**Assigned task 1**:
Summarize the forum thread about grain free food in two sentences.
**Assigned task 2**:
From the forum thread about grain free food, echo the passage from "Our puppy is" to "is showing up.".
**Assigned task 3**:
In the forum thread about grain free food, which grain free food was the only one the puppy's owner could find on short notice?

**Extract to read**:
↓
# Which grain free food?



## klke (Apr 24, 2009)

Our puppy is 16 weeks old and has been having loose stools. We have been working with the vet to figure it out. Her stools have been tested 3 times and nothing is showing up. 

He has switched her to a grain free food. The only one I could find on short notice in my area was Natural Balance. She has been on that for about a month and I'm not sure it is the right food for her. I have been doing some reading online and found other brands available. Any suggestions.


----------



## baumgartml16 (Jun 19, 2011)

We are just switching to California Natural. So far it hasn't posed any problems!


----------



## Debles (Sep 6, 2007)

Nature's Variety Instinct is a wonderful grain free food!


----------



## rhondas (Sep 10, 2010)
↑
**Record set**:
↓
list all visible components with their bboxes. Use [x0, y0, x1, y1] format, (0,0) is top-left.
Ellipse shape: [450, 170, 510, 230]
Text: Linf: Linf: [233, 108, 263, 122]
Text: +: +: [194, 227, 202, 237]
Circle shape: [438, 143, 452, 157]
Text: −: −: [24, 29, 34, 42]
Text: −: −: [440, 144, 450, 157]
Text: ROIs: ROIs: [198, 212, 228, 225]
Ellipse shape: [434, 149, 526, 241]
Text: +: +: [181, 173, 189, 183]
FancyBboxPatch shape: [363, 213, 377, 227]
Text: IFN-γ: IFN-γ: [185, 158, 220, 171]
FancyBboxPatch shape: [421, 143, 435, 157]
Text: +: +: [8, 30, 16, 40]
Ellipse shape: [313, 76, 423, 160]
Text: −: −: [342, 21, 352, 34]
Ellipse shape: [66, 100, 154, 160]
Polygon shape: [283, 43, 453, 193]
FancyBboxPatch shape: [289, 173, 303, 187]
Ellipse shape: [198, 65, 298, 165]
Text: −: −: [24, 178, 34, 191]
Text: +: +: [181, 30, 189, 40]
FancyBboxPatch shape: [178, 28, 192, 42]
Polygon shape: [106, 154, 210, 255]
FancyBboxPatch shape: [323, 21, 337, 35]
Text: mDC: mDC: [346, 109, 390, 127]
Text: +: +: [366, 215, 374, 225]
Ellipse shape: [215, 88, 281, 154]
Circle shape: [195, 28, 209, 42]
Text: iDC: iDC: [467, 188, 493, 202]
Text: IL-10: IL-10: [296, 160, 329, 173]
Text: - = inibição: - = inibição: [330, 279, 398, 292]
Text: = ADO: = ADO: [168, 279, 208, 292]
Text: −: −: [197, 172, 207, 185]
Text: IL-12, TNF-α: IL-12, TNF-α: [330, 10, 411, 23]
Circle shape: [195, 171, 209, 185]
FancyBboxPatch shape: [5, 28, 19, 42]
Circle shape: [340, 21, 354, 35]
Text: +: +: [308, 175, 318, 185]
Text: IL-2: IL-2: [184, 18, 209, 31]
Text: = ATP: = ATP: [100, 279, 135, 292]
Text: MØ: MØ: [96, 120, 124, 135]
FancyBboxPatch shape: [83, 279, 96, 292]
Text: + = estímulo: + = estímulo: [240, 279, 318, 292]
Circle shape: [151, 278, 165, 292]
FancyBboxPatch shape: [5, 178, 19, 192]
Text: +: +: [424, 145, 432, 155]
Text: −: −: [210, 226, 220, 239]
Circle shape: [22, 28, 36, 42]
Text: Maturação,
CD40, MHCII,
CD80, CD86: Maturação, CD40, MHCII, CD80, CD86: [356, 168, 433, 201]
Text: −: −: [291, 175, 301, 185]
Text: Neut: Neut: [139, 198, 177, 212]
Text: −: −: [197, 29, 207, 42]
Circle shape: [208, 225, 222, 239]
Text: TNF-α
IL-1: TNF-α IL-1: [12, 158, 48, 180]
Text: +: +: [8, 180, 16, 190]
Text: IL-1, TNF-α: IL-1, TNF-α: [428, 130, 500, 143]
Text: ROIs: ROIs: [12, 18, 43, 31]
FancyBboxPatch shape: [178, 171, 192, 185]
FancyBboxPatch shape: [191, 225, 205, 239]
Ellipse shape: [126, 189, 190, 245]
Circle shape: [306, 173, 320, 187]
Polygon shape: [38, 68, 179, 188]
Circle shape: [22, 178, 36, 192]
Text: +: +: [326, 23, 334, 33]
↑
**Written solution 1**:
A puppy owner explains that their 16-week-old puppy has loose stools that three stool tests have not explained, and that after the vet switched her to a grain free food, the owner is unsure whether Natural Balance is right for her and asks for other suggestions. In reply, one poster reports no problems so far with California Natural, and another calls Nature's Variety Instinct a wonderful grain free food.

**Written solution 2**:
Our puppy is 16 weeks old and has been having loose stools. We have been working with the vet to figure it out. Her stools have been tested 3 times and nothing is showing up.

**Written solution 3**:
Natural Balance.